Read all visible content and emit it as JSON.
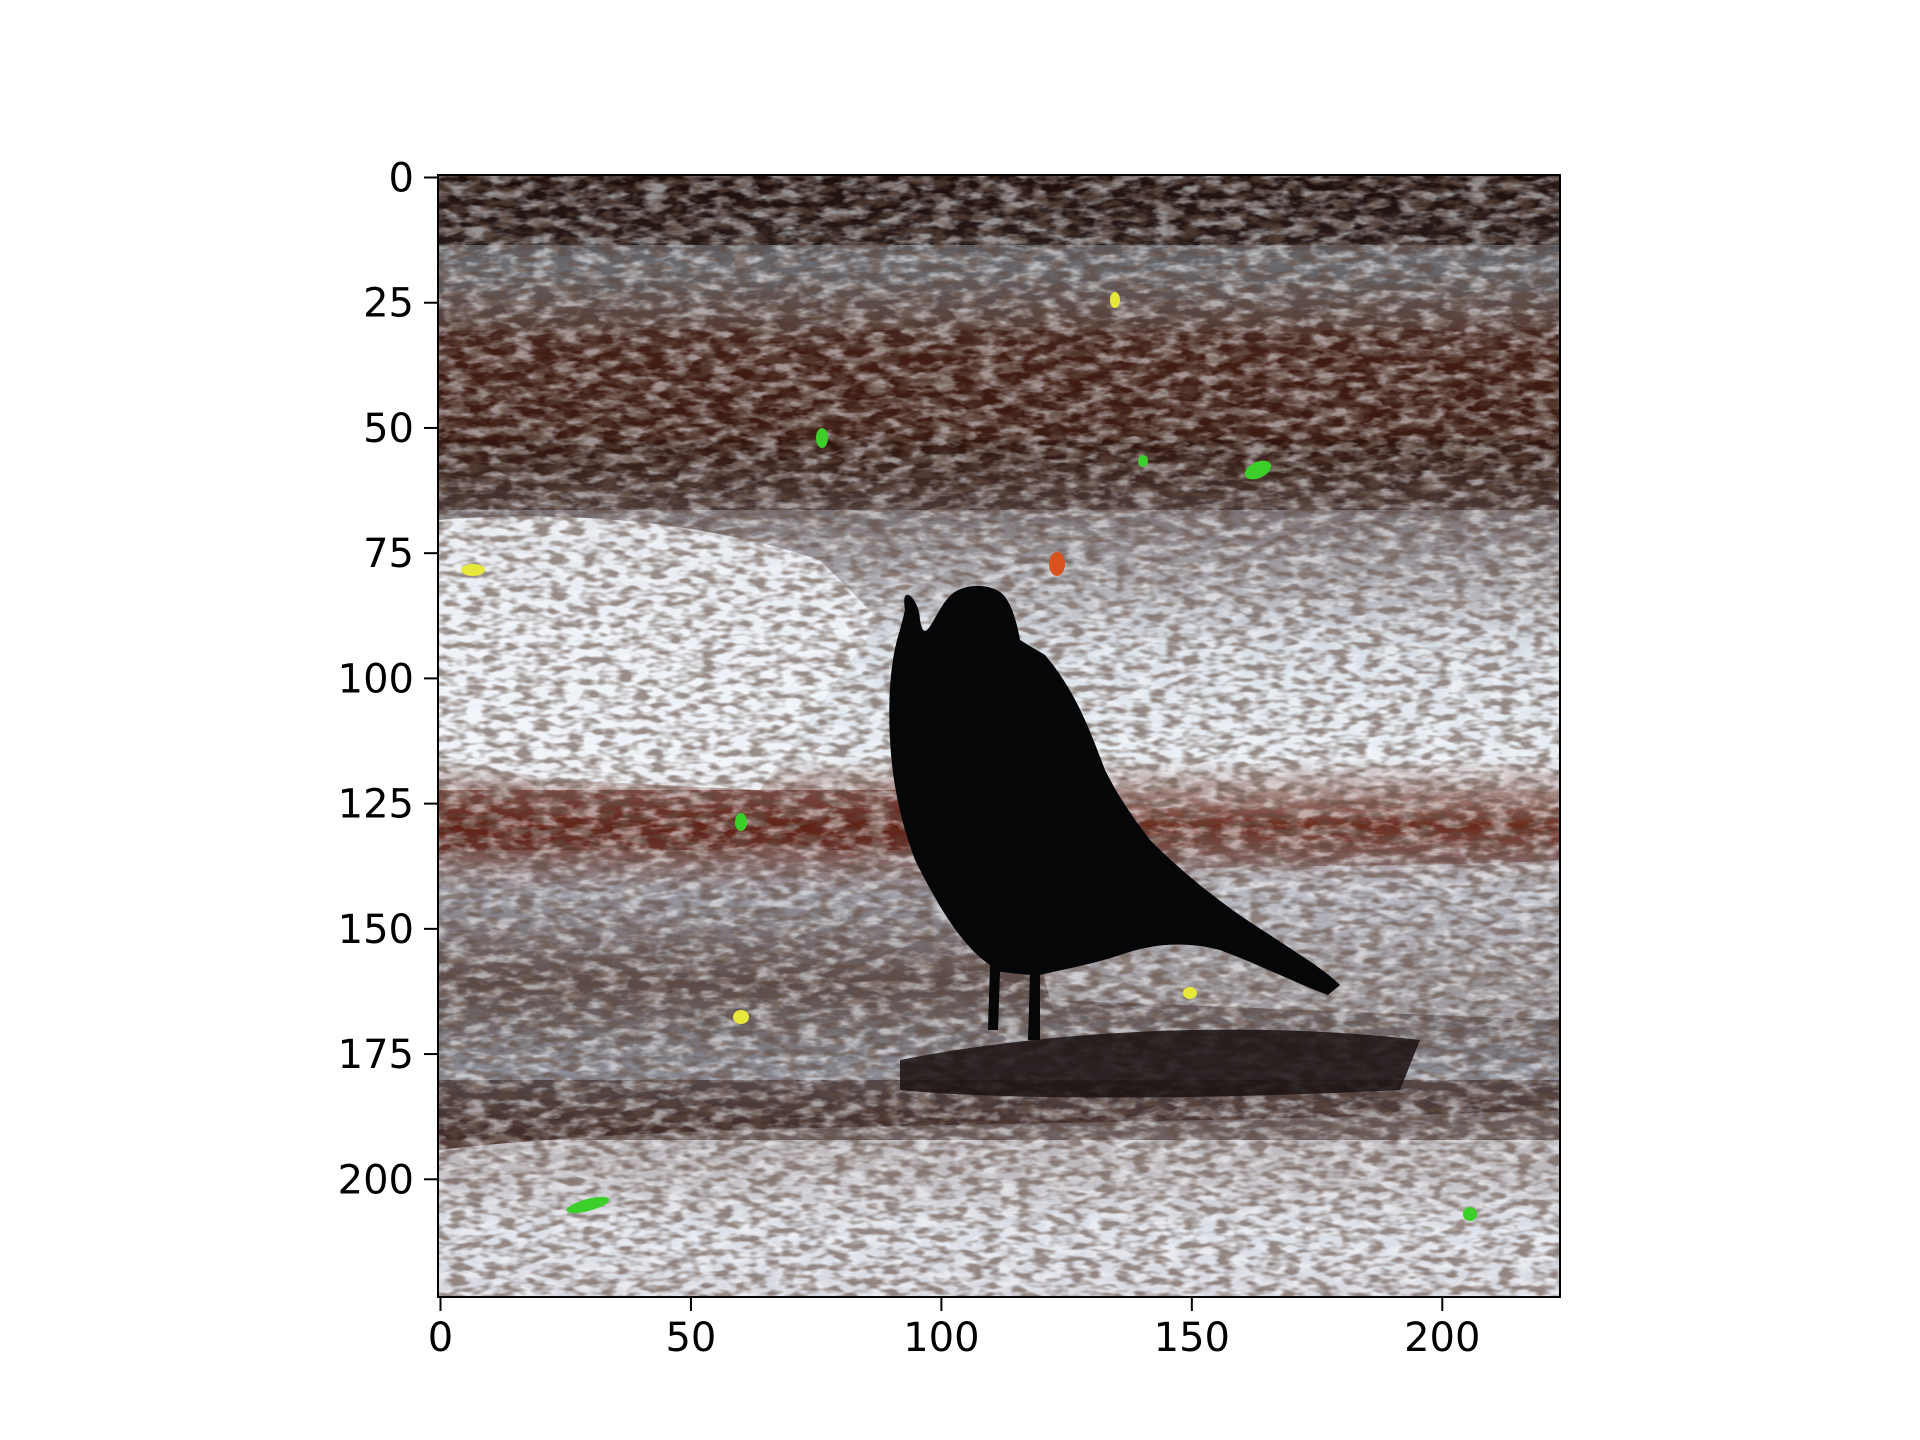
{
  "chart_data": {
    "type": "heatmap",
    "description_kind": "image",
    "title": "",
    "xlabel": "",
    "ylabel": "",
    "x_ticks": [
      0,
      50,
      100,
      150,
      200
    ],
    "y_ticks": [
      0,
      25,
      50,
      75,
      100,
      125,
      150,
      175,
      200
    ],
    "xlim": [
      -0.5,
      223.5
    ],
    "ylim": [
      223.5,
      -0.5
    ],
    "y_inverted": true,
    "grid": false,
    "legend": "none",
    "image_size": [
      224,
      224
    ],
    "palette": {
      "background": "#ffffff",
      "axis": "#000000",
      "dark_soil": "#2a1410",
      "brown_soil": "#5a2a1c",
      "pale_patch": "#e8eef4",
      "bird": "#050608",
      "green_speck": "#3ccf2a",
      "orange_speck": "#d9531e",
      "yellow_speck": "#e6e83a"
    }
  }
}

Task directions :: Transcribe every record above exactly, leaving out the pictures.

Finished answer ::
Read all visible content and emit it as JSON.
{
  "chart_data": {
    "type": "heatmap",
    "description_kind": "image",
    "title": "",
    "xlabel": "",
    "ylabel": "",
    "x_ticks": [
      0,
      50,
      100,
      150,
      200
    ],
    "y_ticks": [
      0,
      25,
      50,
      75,
      100,
      125,
      150,
      175,
      200
    ],
    "xlim": [
      -0.5,
      223.5
    ],
    "ylim": [
      223.5,
      -0.5
    ],
    "y_inverted": true,
    "grid": false,
    "legend": "none",
    "image_size": [
      224,
      224
    ],
    "palette": {
      "background": "#ffffff",
      "axis": "#000000",
      "dark_soil": "#2a1410",
      "brown_soil": "#5a2a1c",
      "pale_patch": "#e8eef4",
      "bird": "#050608",
      "green_speck": "#3ccf2a",
      "orange_speck": "#d9531e",
      "yellow_speck": "#e6e83a"
    }
  }
}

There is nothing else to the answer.